### [Entries]
================================

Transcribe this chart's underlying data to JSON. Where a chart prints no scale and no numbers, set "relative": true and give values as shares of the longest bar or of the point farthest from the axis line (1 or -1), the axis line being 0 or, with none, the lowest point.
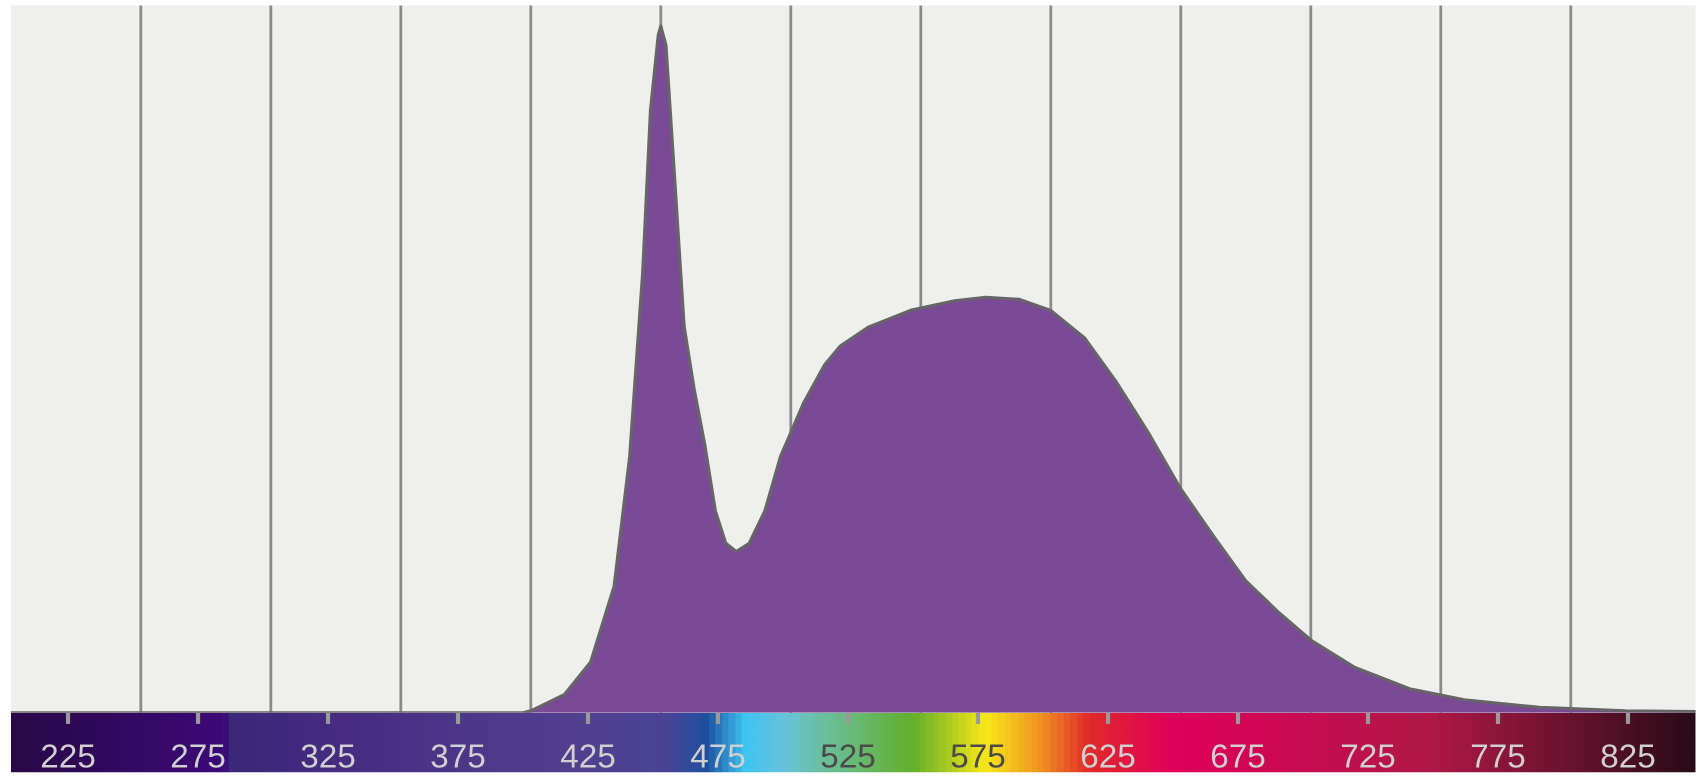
{
  "chart_data": {
    "type": "area",
    "relative": true,
    "x": [
      203,
      400,
      403,
      416,
      426,
      435,
      441,
      446,
      449,
      452,
      453,
      455,
      458,
      462,
      466,
      470,
      474,
      478,
      482,
      487,
      493,
      499,
      508,
      516,
      522,
      533,
      549,
      566,
      578,
      591,
      603,
      616,
      628,
      641,
      653,
      666,
      678,
      691,
      703,
      720,
      741,
      762,
      791,
      824,
      851
    ],
    "series": [
      {
        "color": "#7a4a96",
        "values": [
          0,
          0,
          0.003,
          0.027,
          0.074,
          0.184,
          0.373,
          0.641,
          0.877,
          0.987,
          1.0,
          0.972,
          0.798,
          0.562,
          0.468,
          0.389,
          0.294,
          0.247,
          0.235,
          0.247,
          0.294,
          0.373,
          0.452,
          0.507,
          0.534,
          0.562,
          0.586,
          0.6,
          0.605,
          0.602,
          0.586,
          0.546,
          0.483,
          0.405,
          0.326,
          0.255,
          0.192,
          0.145,
          0.106,
          0.066,
          0.035,
          0.019,
          0.008,
          0.003,
          0.002
        ]
      }
    ],
    "xlim": [
      203,
      851
    ],
    "xticks": [
      225,
      {
        "value": 253,
        "label": null
      },
      275,
      {
        "value": 303,
        "label": null
      },
      325,
      {
        "value": 353,
        "label": null
      },
      375,
      {
        "value": 403,
        "label": null
      },
      425,
      {
        "value": 453,
        "label": null
      },
      475,
      {
        "value": 503,
        "label": null
      },
      525,
      {
        "value": 553,
        "label": null
      },
      575,
      {
        "value": 603,
        "label": null
      },
      625,
      {
        "value": 653,
        "label": null
      },
      675,
      {
        "value": 703,
        "label": null
      },
      725,
      {
        "value": 753,
        "label": null
      },
      775,
      {
        "value": 803,
        "label": null
      },
      825
    ],
    "grid": "x"
  }
}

================================

### [To do]
Search the lines above for the string "relative" and copy each line that has it.

### [Answer for the task]
Transcribe this chart's underlying data to JSON. Where a chart prints no scale and no numbers, set "relative": true and give values as shares of the longest bar or of the point farthest from the axis line (1 or -1), the axis line being 0 or, with none, the lowest point.
    "relative": true,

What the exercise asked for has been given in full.